→ Records for the exercise
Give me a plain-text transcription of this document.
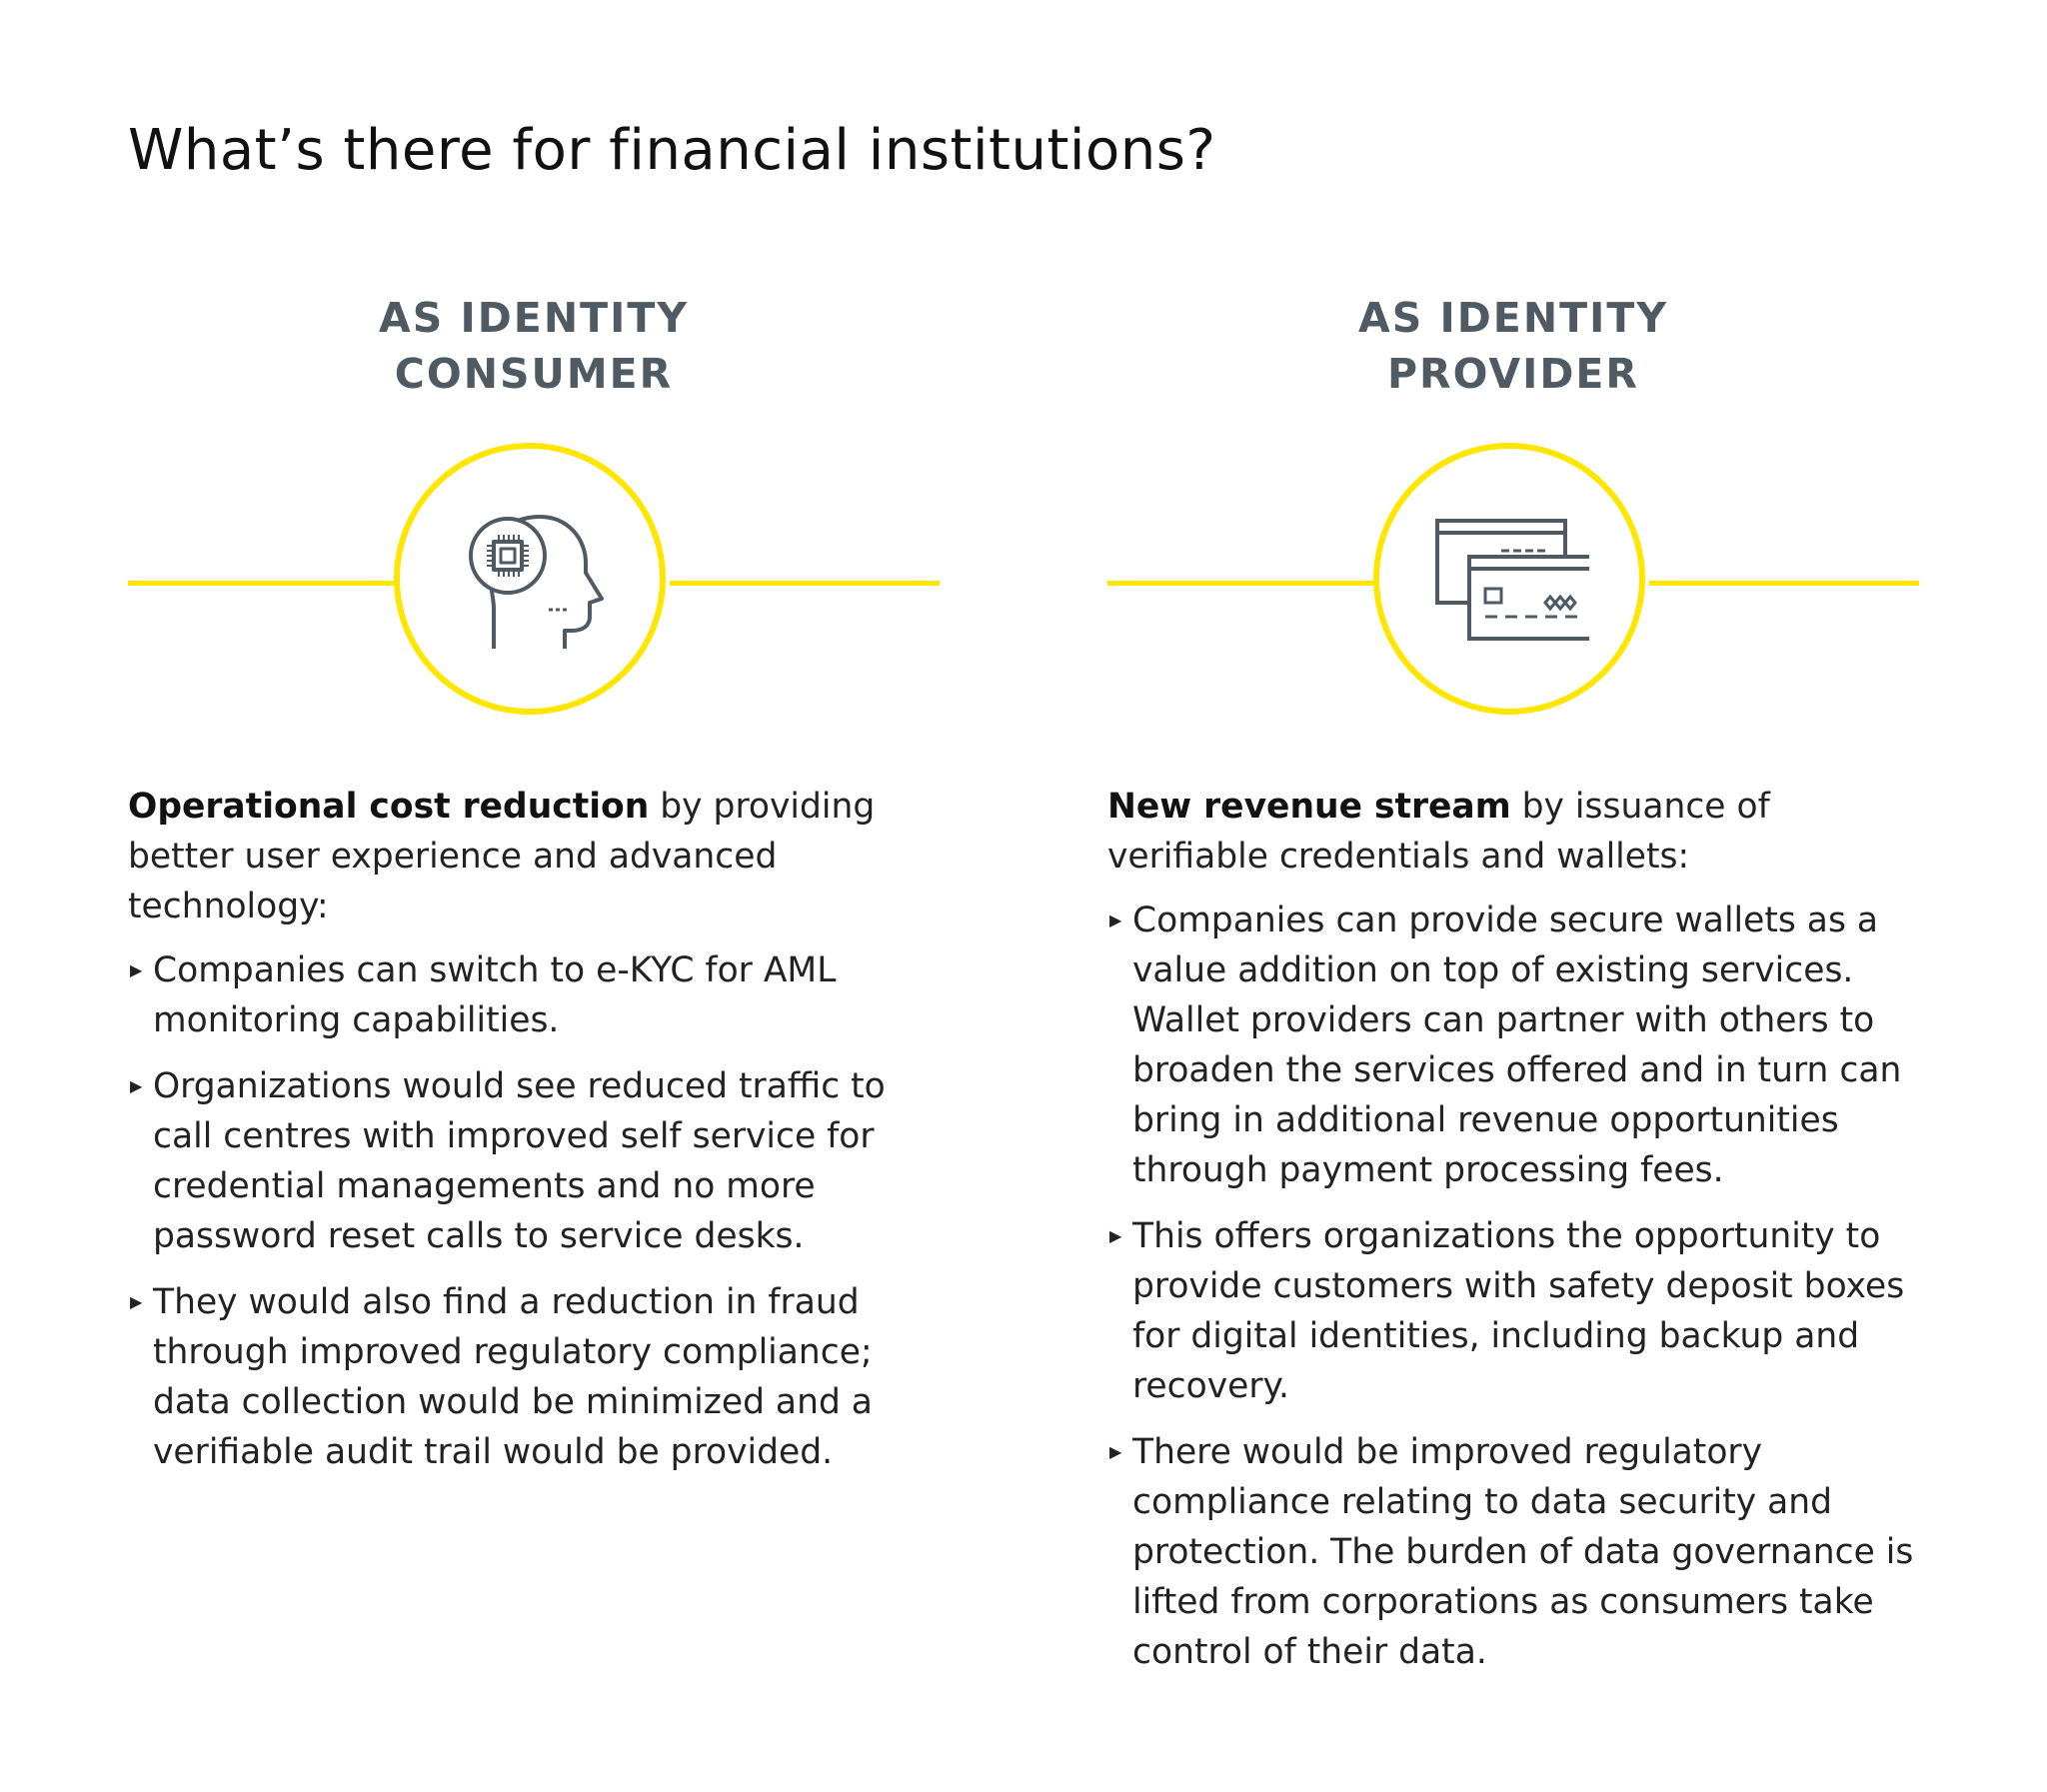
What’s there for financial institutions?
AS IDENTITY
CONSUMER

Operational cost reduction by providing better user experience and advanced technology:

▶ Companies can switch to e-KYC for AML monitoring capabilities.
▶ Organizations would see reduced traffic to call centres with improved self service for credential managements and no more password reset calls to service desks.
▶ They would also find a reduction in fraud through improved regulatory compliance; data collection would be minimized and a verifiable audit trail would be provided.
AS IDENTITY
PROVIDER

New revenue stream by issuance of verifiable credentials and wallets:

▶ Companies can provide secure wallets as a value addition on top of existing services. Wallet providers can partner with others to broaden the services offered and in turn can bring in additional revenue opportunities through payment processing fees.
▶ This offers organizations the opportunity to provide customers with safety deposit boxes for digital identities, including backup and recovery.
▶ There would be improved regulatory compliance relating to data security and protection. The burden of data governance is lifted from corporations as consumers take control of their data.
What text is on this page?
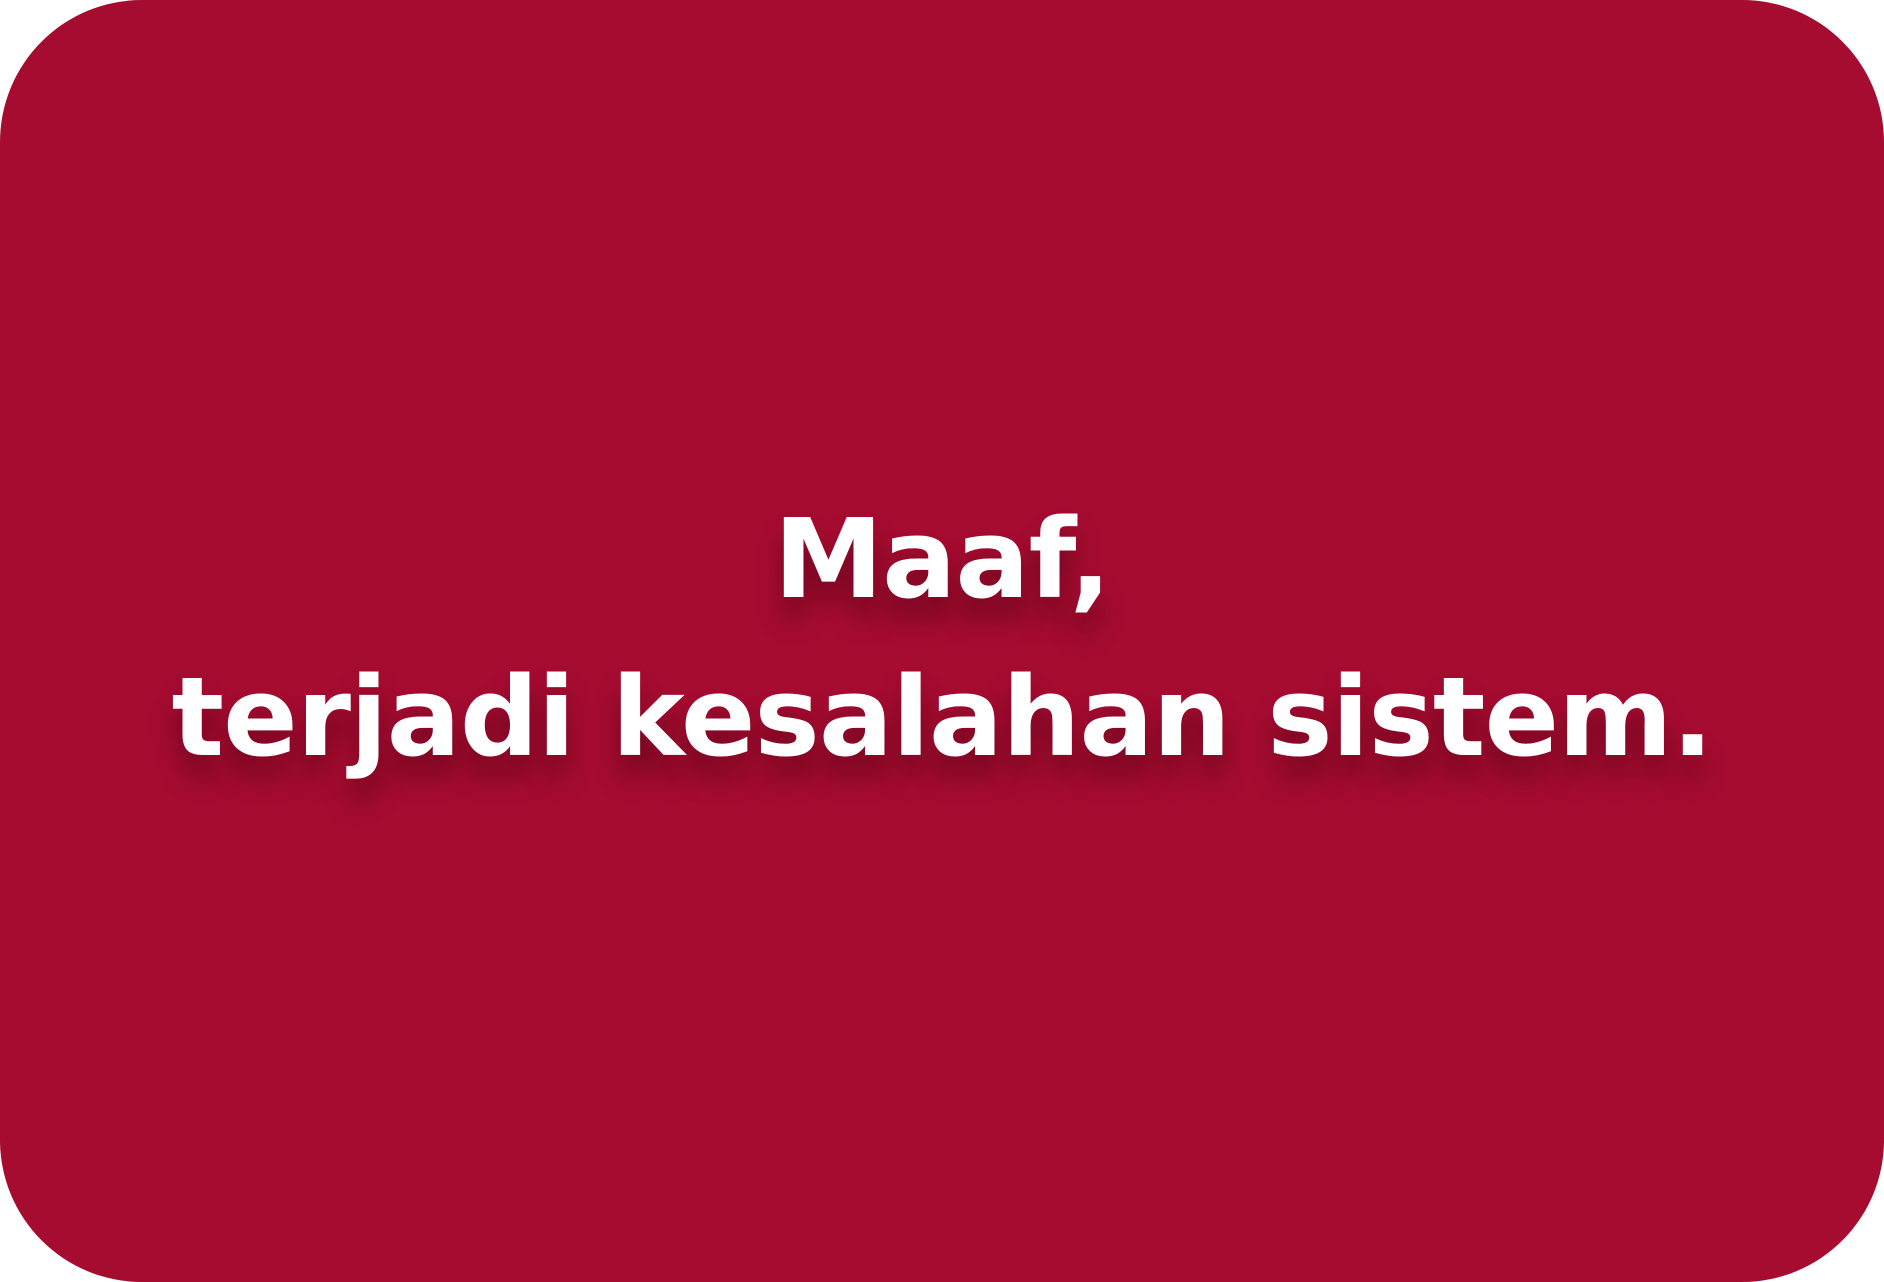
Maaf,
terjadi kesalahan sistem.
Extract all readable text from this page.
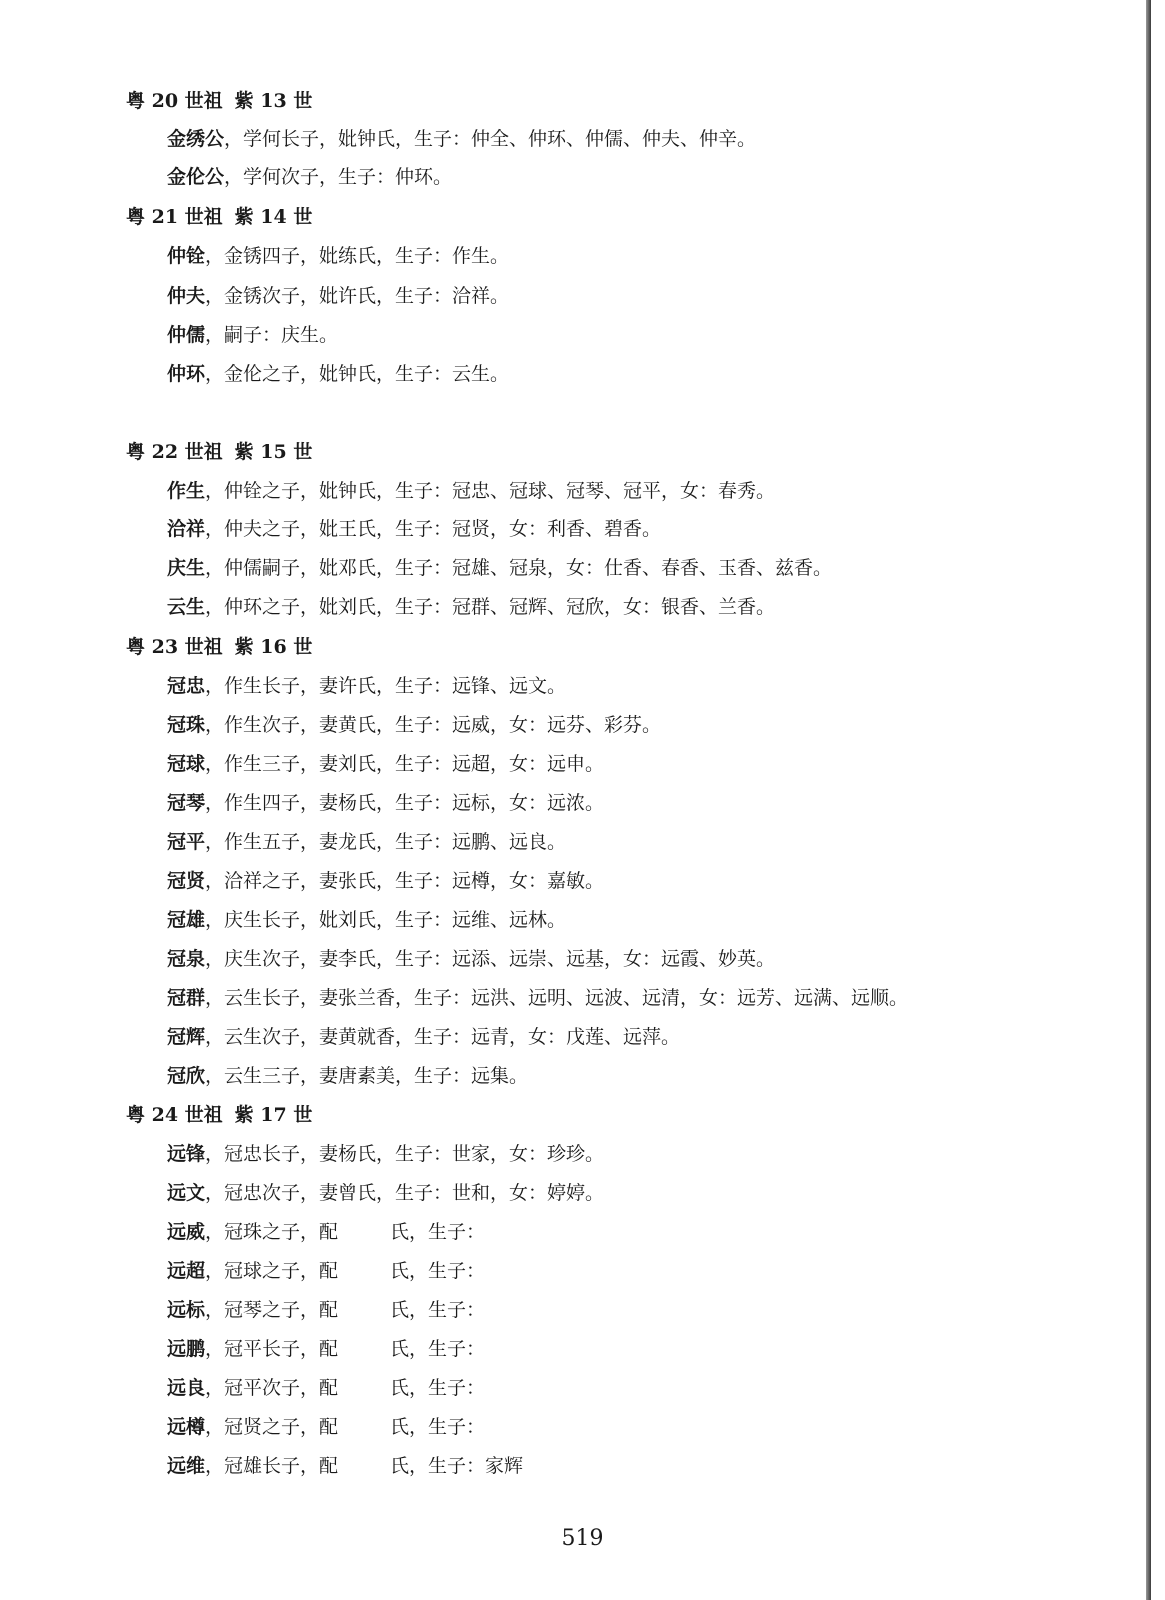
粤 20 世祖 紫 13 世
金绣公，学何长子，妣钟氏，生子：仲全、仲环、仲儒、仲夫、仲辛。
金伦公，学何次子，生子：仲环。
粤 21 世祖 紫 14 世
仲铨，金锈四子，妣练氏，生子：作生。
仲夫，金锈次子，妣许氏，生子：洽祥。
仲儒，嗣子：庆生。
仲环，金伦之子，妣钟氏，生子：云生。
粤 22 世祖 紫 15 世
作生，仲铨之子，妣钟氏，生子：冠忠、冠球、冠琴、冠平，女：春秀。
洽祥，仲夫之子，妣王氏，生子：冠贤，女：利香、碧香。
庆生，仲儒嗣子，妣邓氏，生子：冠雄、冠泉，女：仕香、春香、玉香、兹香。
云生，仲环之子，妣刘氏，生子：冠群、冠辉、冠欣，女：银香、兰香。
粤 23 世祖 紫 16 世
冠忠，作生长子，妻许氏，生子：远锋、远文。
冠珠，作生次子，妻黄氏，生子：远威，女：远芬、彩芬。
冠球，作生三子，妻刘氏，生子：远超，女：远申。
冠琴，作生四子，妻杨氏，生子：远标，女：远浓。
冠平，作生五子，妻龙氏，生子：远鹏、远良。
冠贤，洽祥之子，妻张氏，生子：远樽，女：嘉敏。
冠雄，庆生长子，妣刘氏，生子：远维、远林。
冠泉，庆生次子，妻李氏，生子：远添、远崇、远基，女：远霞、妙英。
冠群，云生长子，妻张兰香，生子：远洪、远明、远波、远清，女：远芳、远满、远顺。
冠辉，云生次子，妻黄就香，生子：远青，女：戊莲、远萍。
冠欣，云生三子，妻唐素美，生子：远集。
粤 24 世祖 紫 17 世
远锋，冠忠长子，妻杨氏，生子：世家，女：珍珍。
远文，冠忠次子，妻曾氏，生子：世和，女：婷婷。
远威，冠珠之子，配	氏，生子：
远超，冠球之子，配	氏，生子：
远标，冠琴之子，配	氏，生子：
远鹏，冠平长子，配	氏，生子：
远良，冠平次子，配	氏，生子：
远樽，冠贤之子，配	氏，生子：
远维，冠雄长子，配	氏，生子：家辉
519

→ Task objective
Transcribe the records verbatim and omit the images.

→ Full response
Give me a plain-text transcription of this document.
What’s there for financial institutions?
AS IDENTITY
CONSUMER

Operational cost reduction by providing better user experience and advanced technology:

▶ Companies can switch to e-KYC for AML monitoring capabilities.
▶ Organizations would see reduced traffic to call centres with improved self service for credential managements and no more password reset calls to service desks.
▶ They would also find a reduction in fraud through improved regulatory compliance; data collection would be minimized and a verifiable audit trail would be provided.
AS IDENTITY
PROVIDER

New revenue stream by issuance of verifiable credentials and wallets:

▶ Companies can provide secure wallets as a value addition on top of existing services. Wallet providers can partner with others to broaden the services offered and in turn can bring in additional revenue opportunities through payment processing fees.
▶ This offers organizations the opportunity to provide customers with safety deposit boxes for digital identities, including backup and recovery.
▶ There would be improved regulatory compliance relating to data security and protection. The burden of data governance is lifted from corporations as consumers take control of their data.
What text is on this page?
Maaf,
terjadi kesalahan sistem.
Extract all readable text from this page.
粤 20 世祖 紫 13 世
金绣公，学何长子，妣钟氏，生子：仲全、仲环、仲儒、仲夫、仲辛。
金伦公，学何次子，生子：仲环。
粤 21 世祖 紫 14 世
仲铨，金锈四子，妣练氏，生子：作生。
仲夫，金锈次子，妣许氏，生子：洽祥。
仲儒，嗣子：庆生。
仲环，金伦之子，妣钟氏，生子：云生。
粤 22 世祖 紫 15 世
作生，仲铨之子，妣钟氏，生子：冠忠、冠球、冠琴、冠平，女：春秀。
洽祥，仲夫之子，妣王氏，生子：冠贤，女：利香、碧香。
庆生，仲儒嗣子，妣邓氏，生子：冠雄、冠泉，女：仕香、春香、玉香、兹香。
云生，仲环之子，妣刘氏，生子：冠群、冠辉、冠欣，女：银香、兰香。
粤 23 世祖 紫 16 世
冠忠，作生长子，妻许氏，生子：远锋、远文。
冠珠，作生次子，妻黄氏，生子：远威，女：远芬、彩芬。
冠球，作生三子，妻刘氏，生子：远超，女：远申。
冠琴，作生四子，妻杨氏，生子：远标，女：远浓。
冠平，作生五子，妻龙氏，生子：远鹏、远良。
冠贤，洽祥之子，妻张氏，生子：远樽，女：嘉敏。
冠雄，庆生长子，妣刘氏，生子：远维、远林。
冠泉，庆生次子，妻李氏，生子：远添、远崇、远基，女：远霞、妙英。
冠群，云生长子，妻张兰香，生子：远洪、远明、远波、远清，女：远芳、远满、远顺。
冠辉，云生次子，妻黄就香，生子：远青，女：戊莲、远萍。
冠欣，云生三子，妻唐素美，生子：远集。
粤 24 世祖 紫 17 世
远锋，冠忠长子，妻杨氏，生子：世家，女：珍珍。
远文，冠忠次子，妻曾氏，生子：世和，女：婷婷。
远威，冠珠之子，配	氏，生子：
远超，冠球之子，配	氏，生子：
远标，冠琴之子，配	氏，生子：
远鹏，冠平长子，配	氏，生子：
远良，冠平次子，配	氏，生子：
远樽，冠贤之子，配	氏，生子：
远维，冠雄长子，配	氏，生子：家辉
519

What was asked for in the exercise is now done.